• STATED EXERCISE
Every record must be repeated exactly; omit any pictures they contain.

• EXERCISE INPUTS
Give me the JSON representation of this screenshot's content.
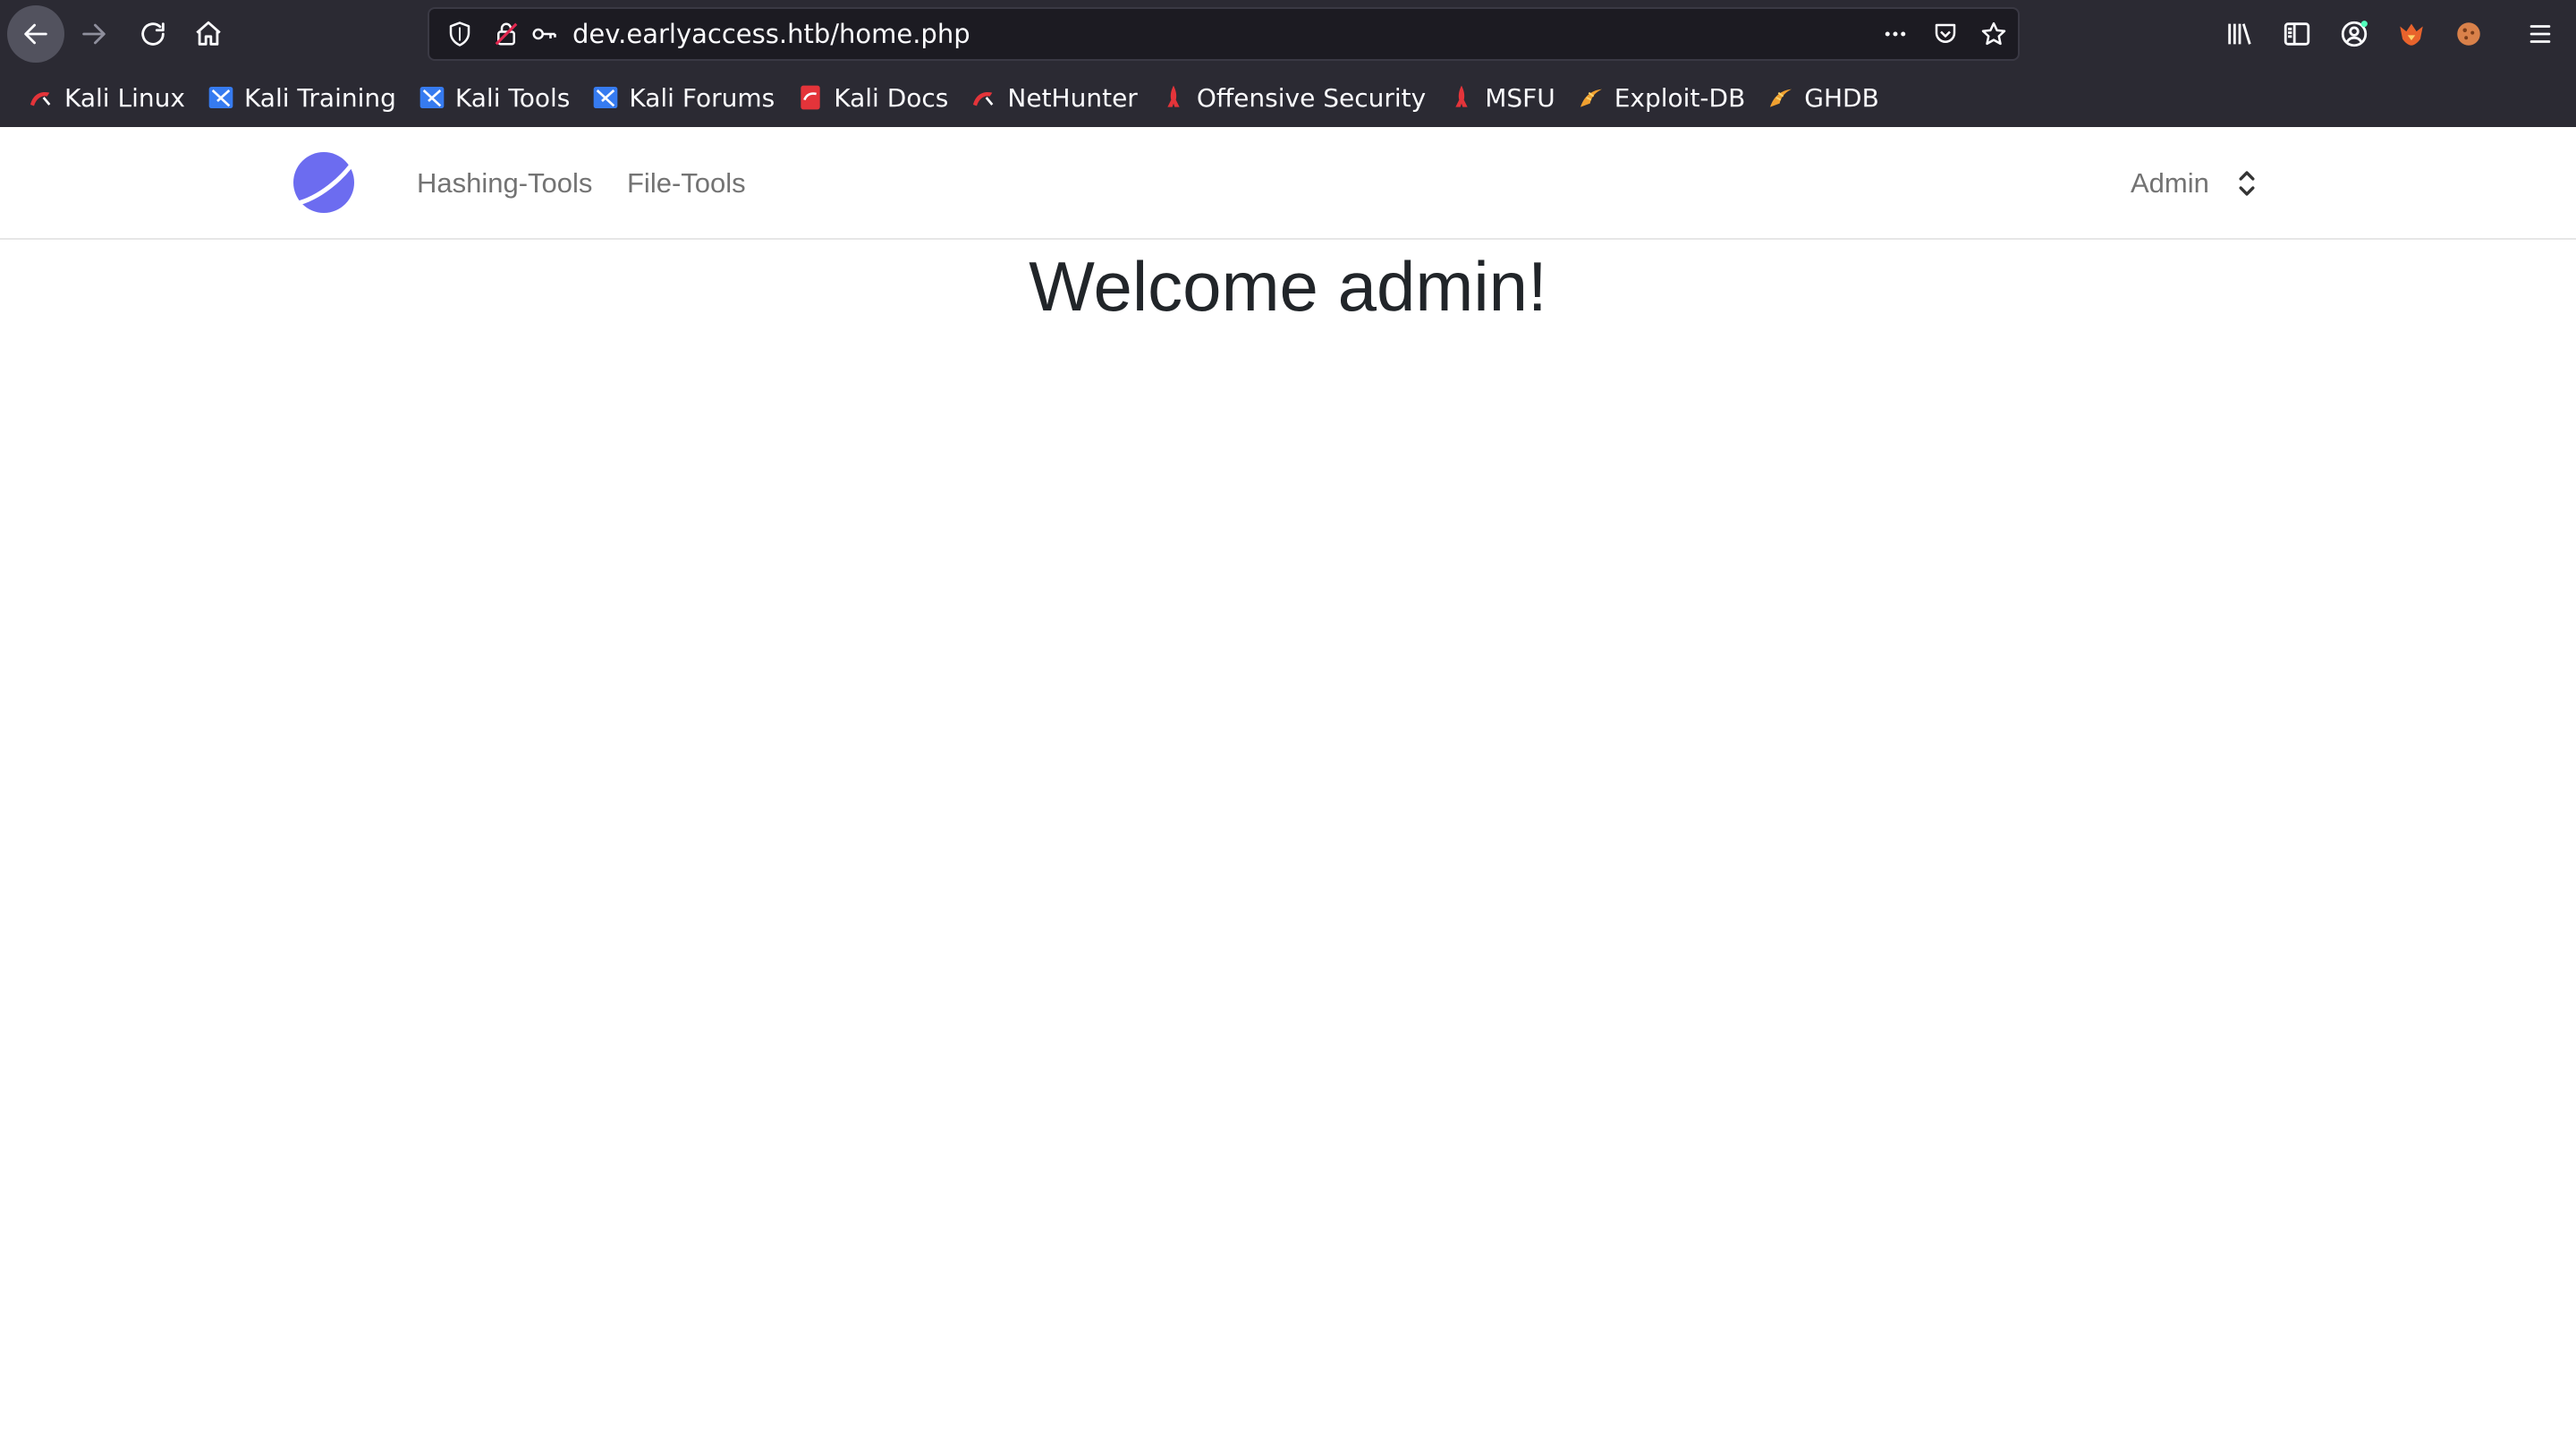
{
  "browser": {
    "url": "dev.earlyaccess.htb/home.php",
    "icons": {
      "back": "arrow-left-icon",
      "forward": "arrow-right-icon",
      "reload": "reload-icon",
      "home": "home-icon",
      "tracking_shield": "shield-icon",
      "insecure_lock": "insecure-lock-icon",
      "permissions_key": "key-icon",
      "page_actions": "more-horizontal-icon",
      "pocket": "pocket-icon",
      "bookmark_star": "star-icon",
      "library": "library-icon",
      "sidebar": "sidebar-icon",
      "account": "account-icon",
      "extension_1": "foxyproxy-icon",
      "extension_2": "cookie-icon",
      "app_menu": "hamburger-icon"
    },
    "bookmarks": [
      {
        "label": "Kali Linux",
        "icon": "kali-dragon-icon"
      },
      {
        "label": "Kali Training",
        "icon": "kali-tools-icon"
      },
      {
        "label": "Kali Tools",
        "icon": "kali-tools-icon"
      },
      {
        "label": "Kali Forums",
        "icon": "kali-tools-icon"
      },
      {
        "label": "Kali Docs",
        "icon": "kali-docs-icon"
      },
      {
        "label": "NetHunter",
        "icon": "kali-dragon-icon"
      },
      {
        "label": "Offensive Security",
        "icon": "offsec-icon"
      },
      {
        "label": "MSFU",
        "icon": "offsec-icon"
      },
      {
        "label": "Exploit-DB",
        "icon": "exploitdb-icon"
      },
      {
        "label": "GHDB",
        "icon": "exploitdb-icon"
      }
    ]
  },
  "site": {
    "nav": {
      "links": [
        "Hashing-Tools",
        "File-Tools"
      ],
      "user_menu": "Admin"
    },
    "heading": "Welcome admin!"
  },
  "colors": {
    "chrome_bg": "#2b2a33",
    "urlbar_bg": "#1c1b22",
    "logo": "#6c6cf0",
    "heading": "#212529",
    "nav_link": "#737373"
  }
}
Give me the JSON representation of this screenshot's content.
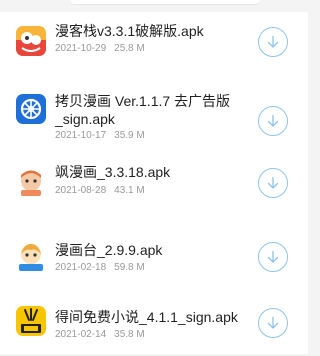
{
  "files": [
    {
      "name": "漫客栈v3.3.1破解版.apk",
      "date": "2021-10-29",
      "size": "25.8 M",
      "icon": "manke-app-icon",
      "icon_color": "#f5a623"
    },
    {
      "name": "拷贝漫画 Ver.1.1.7 去广告版\n_sign.apk",
      "date": "2021-10-17",
      "size": "35.9 M",
      "icon": "kaobei-app-icon",
      "icon_color": "#1e6fd8"
    },
    {
      "name": "飒漫画_3.3.18.apk",
      "date": "2021-08-28",
      "size": "43.1 M",
      "icon": "sa-manhua-app-icon",
      "icon_color": "#f08a5d"
    },
    {
      "name": "漫画台_2.9.9.apk",
      "date": "2021-02-18",
      "size": "59.8 M",
      "icon": "manhuatai-app-icon",
      "icon_color": "#2f8de4"
    },
    {
      "name": "得间免费小说_4.1.1_sign.apk",
      "date": "2021-02-14",
      "size": "35.8 M",
      "icon": "dejian-app-icon",
      "icon_color": "#f7c600"
    }
  ],
  "accent_color": "#8ec3ee"
}
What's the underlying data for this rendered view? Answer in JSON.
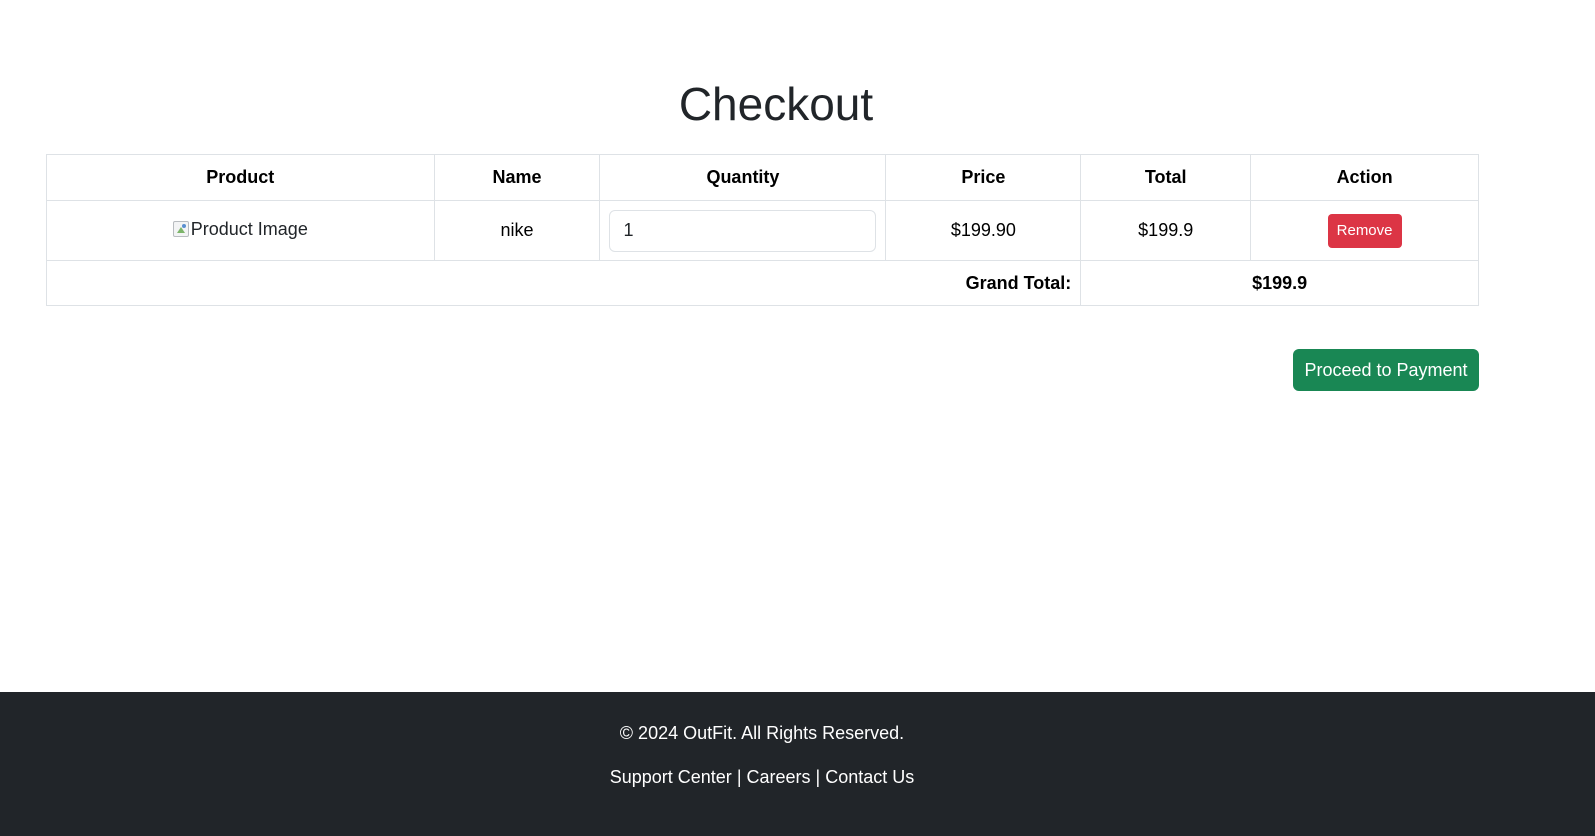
{
  "page": {
    "title": "Checkout"
  },
  "cart_table": {
    "headers": [
      "Product",
      "Name",
      "Quantity",
      "Price",
      "Total",
      "Action"
    ],
    "rows": [
      {
        "image_alt": "Product Image",
        "name": "nike",
        "quantity": "1",
        "price": "$199.90",
        "total": "$199.9",
        "action_label": "Remove"
      }
    ],
    "grand_total_label": "Grand Total:",
    "grand_total_value": "$199.9"
  },
  "actions": {
    "proceed_label": "Proceed to Payment"
  },
  "footer": {
    "copyright": "© 2024 OutFit. All Rights Reserved.",
    "links": [
      "Support Center",
      "Careers",
      "Contact Us"
    ],
    "separator": "|"
  },
  "colors": {
    "remove_button": "#dc3545",
    "proceed_button": "#198754",
    "footer_background": "#212529"
  },
  "icons": {
    "broken_image": "broken-image-icon"
  }
}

• SOLUTION TO THIS TASK
Give me the JSON representation of this screenshot's content.
{
  "browser": {
    "url": "dev.earlyaccess.htb/home.php",
    "icons": {
      "back": "arrow-left-icon",
      "forward": "arrow-right-icon",
      "reload": "reload-icon",
      "home": "home-icon",
      "tracking_shield": "shield-icon",
      "insecure_lock": "insecure-lock-icon",
      "permissions_key": "key-icon",
      "page_actions": "more-horizontal-icon",
      "pocket": "pocket-icon",
      "bookmark_star": "star-icon",
      "library": "library-icon",
      "sidebar": "sidebar-icon",
      "account": "account-icon",
      "extension_1": "foxyproxy-icon",
      "extension_2": "cookie-icon",
      "app_menu": "hamburger-icon"
    },
    "bookmarks": [
      {
        "label": "Kali Linux",
        "icon": "kali-dragon-icon"
      },
      {
        "label": "Kali Training",
        "icon": "kali-tools-icon"
      },
      {
        "label": "Kali Tools",
        "icon": "kali-tools-icon"
      },
      {
        "label": "Kali Forums",
        "icon": "kali-tools-icon"
      },
      {
        "label": "Kali Docs",
        "icon": "kali-docs-icon"
      },
      {
        "label": "NetHunter",
        "icon": "kali-dragon-icon"
      },
      {
        "label": "Offensive Security",
        "icon": "offsec-icon"
      },
      {
        "label": "MSFU",
        "icon": "offsec-icon"
      },
      {
        "label": "Exploit-DB",
        "icon": "exploitdb-icon"
      },
      {
        "label": "GHDB",
        "icon": "exploitdb-icon"
      }
    ]
  },
  "site": {
    "nav": {
      "links": [
        "Hashing-Tools",
        "File-Tools"
      ],
      "user_menu": "Admin"
    },
    "heading": "Welcome admin!"
  },
  "colors": {
    "chrome_bg": "#2b2a33",
    "urlbar_bg": "#1c1b22",
    "logo": "#6c6cf0",
    "heading": "#212529",
    "nav_link": "#737373"
  }
}
Give me the JSON representation of this screenshot's content.
{
  "files": [
    {
      "name": "漫客栈v3.3.1破解版.apk",
      "date": "2021-10-29",
      "size": "25.8 M",
      "icon": "manke-app-icon",
      "icon_color": "#f5a623"
    },
    {
      "name": "拷贝漫画 Ver.1.1.7 去广告版\n_sign.apk",
      "date": "2021-10-17",
      "size": "35.9 M",
      "icon": "kaobei-app-icon",
      "icon_color": "#1e6fd8"
    },
    {
      "name": "飒漫画_3.3.18.apk",
      "date": "2021-08-28",
      "size": "43.1 M",
      "icon": "sa-manhua-app-icon",
      "icon_color": "#f08a5d"
    },
    {
      "name": "漫画台_2.9.9.apk",
      "date": "2021-02-18",
      "size": "59.8 M",
      "icon": "manhuatai-app-icon",
      "icon_color": "#2f8de4"
    },
    {
      "name": "得间免费小说_4.1.1_sign.apk",
      "date": "2021-02-14",
      "size": "35.8 M",
      "icon": "dejian-app-icon",
      "icon_color": "#f7c600"
    }
  ],
  "accent_color": "#8ec3ee"
}
What's the underlying data for this rendered view? Answer in JSON.
{
  "page": {
    "title": "Checkout"
  },
  "cart_table": {
    "headers": [
      "Product",
      "Name",
      "Quantity",
      "Price",
      "Total",
      "Action"
    ],
    "rows": [
      {
        "image_alt": "Product Image",
        "name": "nike",
        "quantity": "1",
        "price": "$199.90",
        "total": "$199.9",
        "action_label": "Remove"
      }
    ],
    "grand_total_label": "Grand Total:",
    "grand_total_value": "$199.9"
  },
  "actions": {
    "proceed_label": "Proceed to Payment"
  },
  "footer": {
    "copyright": "© 2024 OutFit. All Rights Reserved.",
    "links": [
      "Support Center",
      "Careers",
      "Contact Us"
    ],
    "separator": "|"
  },
  "colors": {
    "remove_button": "#dc3545",
    "proceed_button": "#198754",
    "footer_background": "#212529"
  },
  "icons": {
    "broken_image": "broken-image-icon"
  }
}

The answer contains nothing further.